- Exercise requirements: All the data should come back exactly as it was given.

- Records for processing:
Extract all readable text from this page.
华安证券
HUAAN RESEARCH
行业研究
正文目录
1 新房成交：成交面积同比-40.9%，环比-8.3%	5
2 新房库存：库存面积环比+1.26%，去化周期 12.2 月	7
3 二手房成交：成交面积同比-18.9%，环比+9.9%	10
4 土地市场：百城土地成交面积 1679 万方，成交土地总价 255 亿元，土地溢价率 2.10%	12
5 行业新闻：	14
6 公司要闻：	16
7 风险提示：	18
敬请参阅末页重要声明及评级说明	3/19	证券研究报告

- Task solution:
Extract all readable text from this page.
华安证券
HUAAN RESEARCH
行业研究
正文目录
1 新房成交：成交面积同比-40.9%，环比-8.3%	5
2 新房库存：库存面积环比+1.26%，去化周期 12.2 月	7
3 二手房成交：成交面积同比-18.9%，环比+9.9%	10
4 土地市场：百城土地成交面积 1679 万方，成交土地总价 255 亿元，土地溢价率 2.10%	12
5 行业新闻：	14
6 公司要闻：	16
7 风险提示：	18
敬请参阅末页重要声明及评级说明	3/19	证券研究报告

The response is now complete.